Given problem – Copy out every line in which the string "subtitle" occurs.

Task input –
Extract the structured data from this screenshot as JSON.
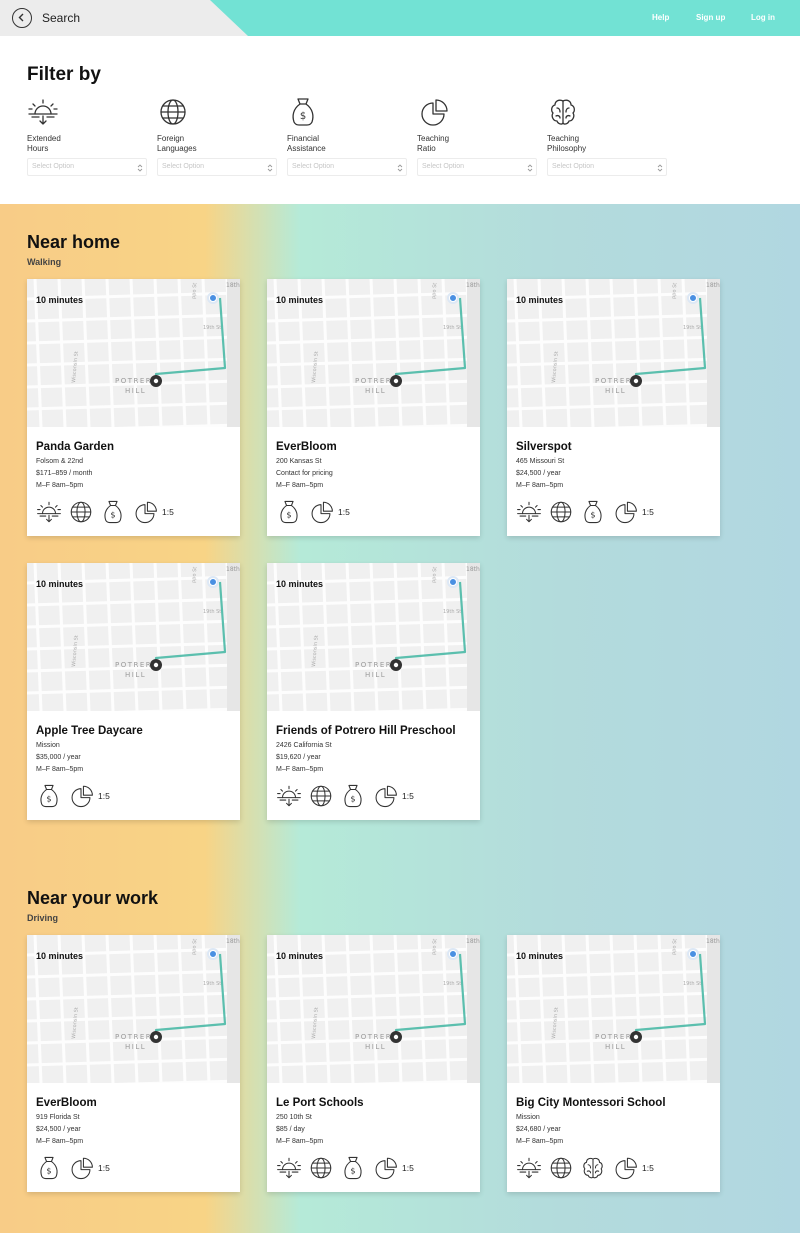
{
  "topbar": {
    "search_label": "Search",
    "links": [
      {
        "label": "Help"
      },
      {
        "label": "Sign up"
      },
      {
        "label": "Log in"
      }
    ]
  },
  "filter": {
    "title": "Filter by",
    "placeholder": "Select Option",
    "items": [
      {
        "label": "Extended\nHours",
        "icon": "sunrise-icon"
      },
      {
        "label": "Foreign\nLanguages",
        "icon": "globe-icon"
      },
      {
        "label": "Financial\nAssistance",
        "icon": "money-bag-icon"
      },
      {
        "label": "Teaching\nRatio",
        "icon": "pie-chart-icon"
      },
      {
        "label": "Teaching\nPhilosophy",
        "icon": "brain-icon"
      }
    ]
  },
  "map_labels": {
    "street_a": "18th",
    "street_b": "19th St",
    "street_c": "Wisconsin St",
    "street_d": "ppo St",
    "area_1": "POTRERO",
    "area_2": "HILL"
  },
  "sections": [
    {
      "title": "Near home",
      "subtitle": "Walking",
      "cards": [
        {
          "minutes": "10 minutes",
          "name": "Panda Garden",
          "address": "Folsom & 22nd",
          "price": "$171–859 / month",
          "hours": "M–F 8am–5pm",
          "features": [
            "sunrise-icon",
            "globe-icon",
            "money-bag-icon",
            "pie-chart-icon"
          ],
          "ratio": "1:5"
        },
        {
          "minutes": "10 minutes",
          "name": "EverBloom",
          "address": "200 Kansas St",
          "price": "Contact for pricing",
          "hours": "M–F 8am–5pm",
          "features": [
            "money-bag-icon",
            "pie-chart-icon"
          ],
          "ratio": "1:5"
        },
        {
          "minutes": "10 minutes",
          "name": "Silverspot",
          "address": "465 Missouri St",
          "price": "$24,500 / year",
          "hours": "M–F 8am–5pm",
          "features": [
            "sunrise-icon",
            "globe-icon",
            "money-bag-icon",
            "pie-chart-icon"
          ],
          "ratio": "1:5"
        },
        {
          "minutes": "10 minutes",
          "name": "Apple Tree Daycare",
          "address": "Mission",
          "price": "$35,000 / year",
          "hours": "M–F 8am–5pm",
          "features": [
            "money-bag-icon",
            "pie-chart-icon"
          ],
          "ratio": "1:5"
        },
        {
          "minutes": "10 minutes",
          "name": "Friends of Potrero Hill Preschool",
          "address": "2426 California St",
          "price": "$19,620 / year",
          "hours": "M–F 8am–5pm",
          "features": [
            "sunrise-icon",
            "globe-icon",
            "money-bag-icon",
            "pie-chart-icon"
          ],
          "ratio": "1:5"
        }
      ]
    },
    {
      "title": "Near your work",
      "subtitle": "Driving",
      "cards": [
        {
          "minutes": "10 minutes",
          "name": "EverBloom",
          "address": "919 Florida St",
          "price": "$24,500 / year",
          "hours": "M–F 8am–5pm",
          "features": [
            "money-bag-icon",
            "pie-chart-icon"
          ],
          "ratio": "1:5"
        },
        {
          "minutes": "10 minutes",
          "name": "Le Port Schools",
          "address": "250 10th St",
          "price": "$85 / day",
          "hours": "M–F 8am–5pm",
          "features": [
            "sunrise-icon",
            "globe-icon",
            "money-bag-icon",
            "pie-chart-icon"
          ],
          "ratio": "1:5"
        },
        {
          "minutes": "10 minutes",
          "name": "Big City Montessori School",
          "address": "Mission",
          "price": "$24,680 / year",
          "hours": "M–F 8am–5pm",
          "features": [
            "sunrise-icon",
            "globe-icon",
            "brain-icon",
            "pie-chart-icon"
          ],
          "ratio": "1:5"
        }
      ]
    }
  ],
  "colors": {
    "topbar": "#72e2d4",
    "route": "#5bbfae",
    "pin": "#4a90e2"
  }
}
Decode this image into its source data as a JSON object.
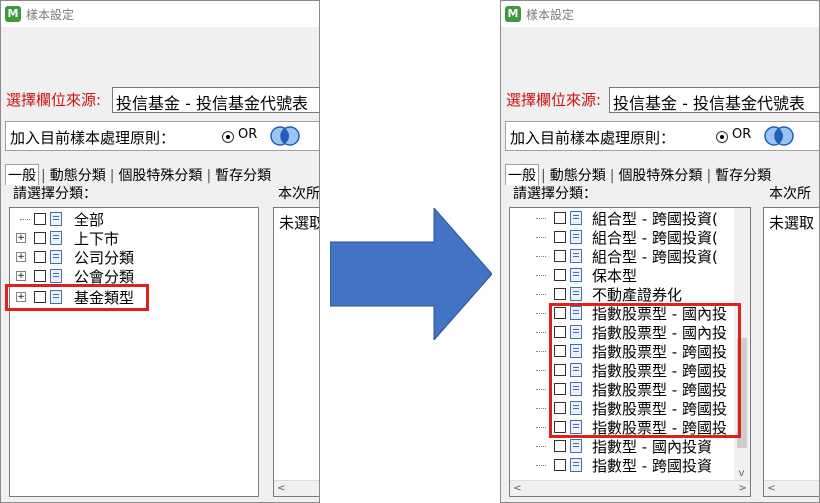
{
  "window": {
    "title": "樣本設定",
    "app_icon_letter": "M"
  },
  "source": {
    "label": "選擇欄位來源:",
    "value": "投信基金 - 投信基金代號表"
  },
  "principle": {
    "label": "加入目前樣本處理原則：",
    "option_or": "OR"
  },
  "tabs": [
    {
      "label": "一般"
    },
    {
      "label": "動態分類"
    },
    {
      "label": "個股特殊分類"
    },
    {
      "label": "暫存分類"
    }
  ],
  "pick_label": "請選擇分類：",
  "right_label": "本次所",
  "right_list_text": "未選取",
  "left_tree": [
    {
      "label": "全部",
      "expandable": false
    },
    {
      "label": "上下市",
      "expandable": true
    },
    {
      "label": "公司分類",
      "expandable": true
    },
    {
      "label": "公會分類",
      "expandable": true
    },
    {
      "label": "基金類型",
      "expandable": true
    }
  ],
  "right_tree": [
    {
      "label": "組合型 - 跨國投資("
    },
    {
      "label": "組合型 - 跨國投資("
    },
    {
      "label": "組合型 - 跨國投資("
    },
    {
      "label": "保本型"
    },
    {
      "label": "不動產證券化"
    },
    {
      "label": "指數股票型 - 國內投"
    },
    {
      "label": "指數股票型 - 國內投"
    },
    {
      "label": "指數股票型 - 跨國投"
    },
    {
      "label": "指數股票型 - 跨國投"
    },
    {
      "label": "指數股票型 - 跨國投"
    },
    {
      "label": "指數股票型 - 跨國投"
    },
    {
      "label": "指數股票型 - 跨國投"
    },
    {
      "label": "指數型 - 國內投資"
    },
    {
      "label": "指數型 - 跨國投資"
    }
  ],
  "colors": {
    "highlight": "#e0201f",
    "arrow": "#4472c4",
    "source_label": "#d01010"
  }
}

--

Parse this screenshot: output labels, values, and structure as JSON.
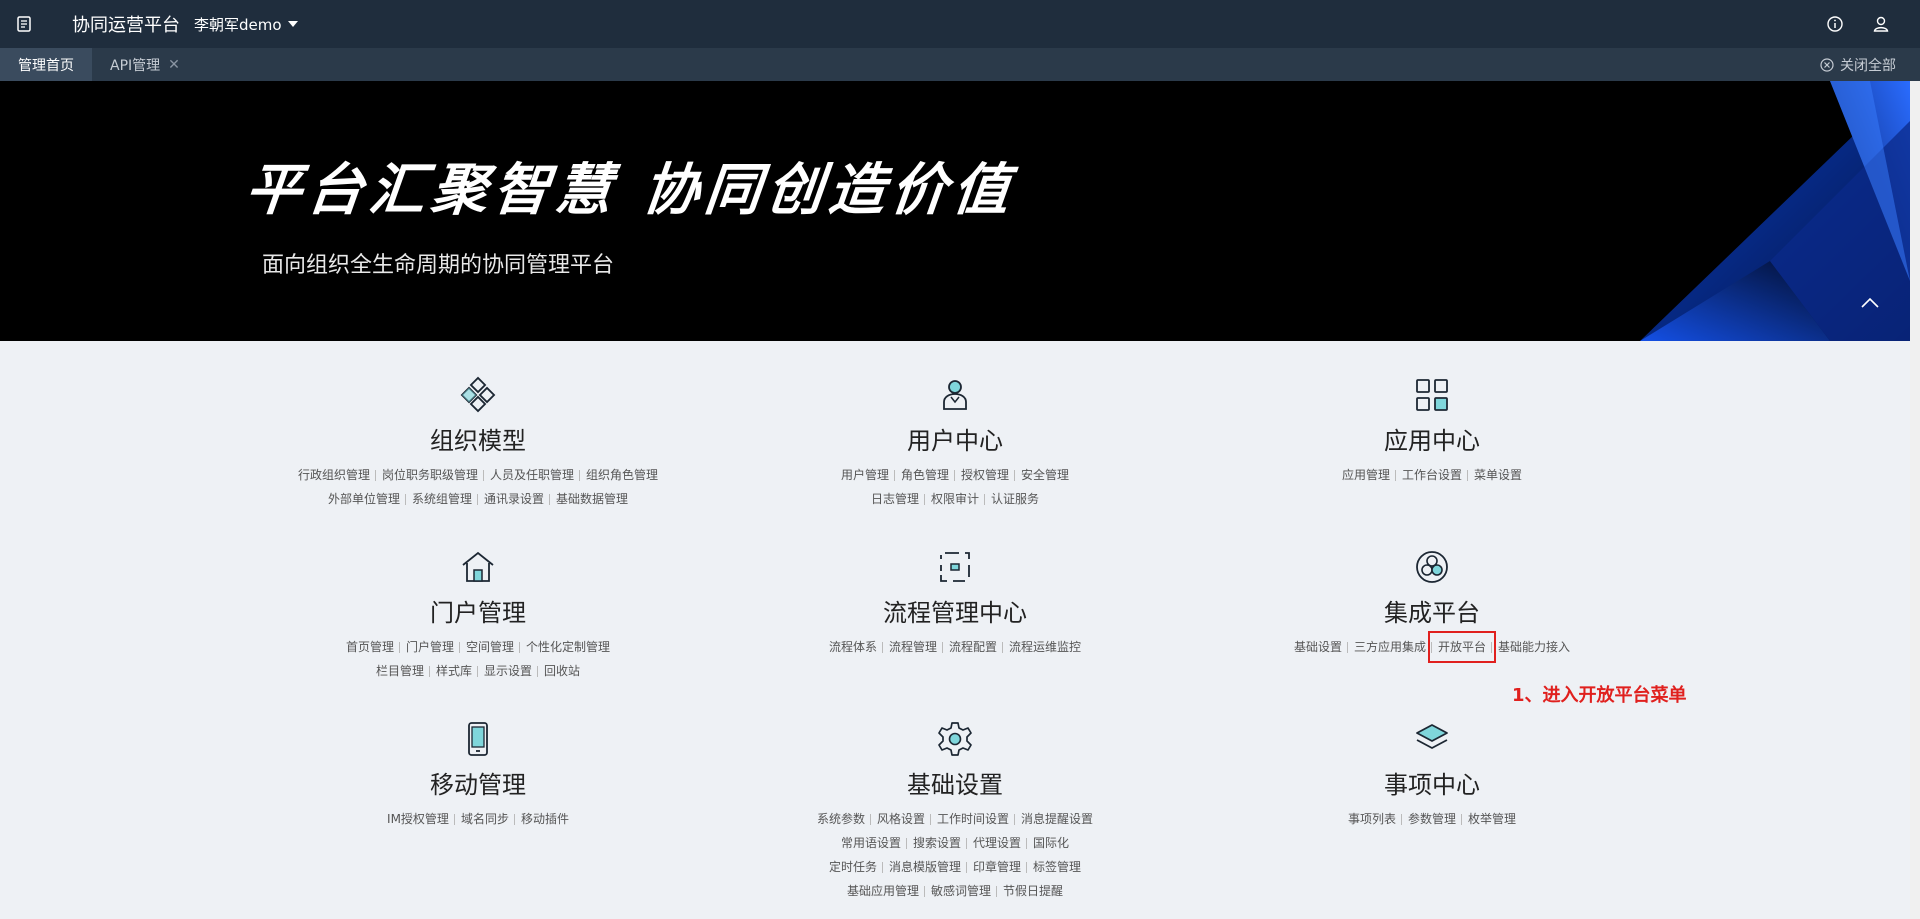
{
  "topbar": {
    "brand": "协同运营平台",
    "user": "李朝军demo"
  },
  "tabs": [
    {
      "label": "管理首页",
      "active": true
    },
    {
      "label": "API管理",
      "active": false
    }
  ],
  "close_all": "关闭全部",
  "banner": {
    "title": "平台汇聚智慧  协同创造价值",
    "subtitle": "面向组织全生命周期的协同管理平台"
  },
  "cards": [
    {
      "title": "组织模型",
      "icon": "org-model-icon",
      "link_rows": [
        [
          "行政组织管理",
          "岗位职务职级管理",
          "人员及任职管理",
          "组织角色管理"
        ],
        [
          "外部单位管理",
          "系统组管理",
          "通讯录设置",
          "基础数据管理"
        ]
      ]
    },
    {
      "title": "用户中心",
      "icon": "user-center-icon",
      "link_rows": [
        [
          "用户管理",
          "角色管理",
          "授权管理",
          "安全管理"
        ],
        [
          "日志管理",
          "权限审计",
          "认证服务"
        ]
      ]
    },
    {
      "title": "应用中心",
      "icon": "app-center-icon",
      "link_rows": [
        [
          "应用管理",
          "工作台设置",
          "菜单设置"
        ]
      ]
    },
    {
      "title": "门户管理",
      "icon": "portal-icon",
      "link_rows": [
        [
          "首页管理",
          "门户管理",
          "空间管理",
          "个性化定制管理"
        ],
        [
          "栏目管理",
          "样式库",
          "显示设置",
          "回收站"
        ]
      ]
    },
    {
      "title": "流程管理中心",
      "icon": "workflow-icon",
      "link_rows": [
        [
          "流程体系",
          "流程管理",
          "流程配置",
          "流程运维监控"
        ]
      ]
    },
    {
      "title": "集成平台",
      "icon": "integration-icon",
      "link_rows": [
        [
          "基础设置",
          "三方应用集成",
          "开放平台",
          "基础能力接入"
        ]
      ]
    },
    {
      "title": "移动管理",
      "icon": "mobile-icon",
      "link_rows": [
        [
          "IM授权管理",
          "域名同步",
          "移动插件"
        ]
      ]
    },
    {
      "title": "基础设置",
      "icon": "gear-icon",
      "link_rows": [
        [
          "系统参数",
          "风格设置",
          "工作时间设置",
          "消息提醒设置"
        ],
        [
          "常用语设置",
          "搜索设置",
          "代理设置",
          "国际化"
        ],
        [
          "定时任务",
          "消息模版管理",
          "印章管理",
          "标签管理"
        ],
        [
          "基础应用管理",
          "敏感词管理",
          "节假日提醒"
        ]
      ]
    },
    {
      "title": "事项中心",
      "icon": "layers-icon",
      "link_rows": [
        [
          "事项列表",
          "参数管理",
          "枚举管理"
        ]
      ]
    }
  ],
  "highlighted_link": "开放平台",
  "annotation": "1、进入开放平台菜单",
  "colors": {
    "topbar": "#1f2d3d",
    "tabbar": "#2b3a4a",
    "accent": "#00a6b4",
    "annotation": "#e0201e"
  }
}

Result of the exercise –
      "subtitle": "Walking",
      "subtitle": "Driving",
    "subtitle": "面向组织全生命周期的协同管理平台"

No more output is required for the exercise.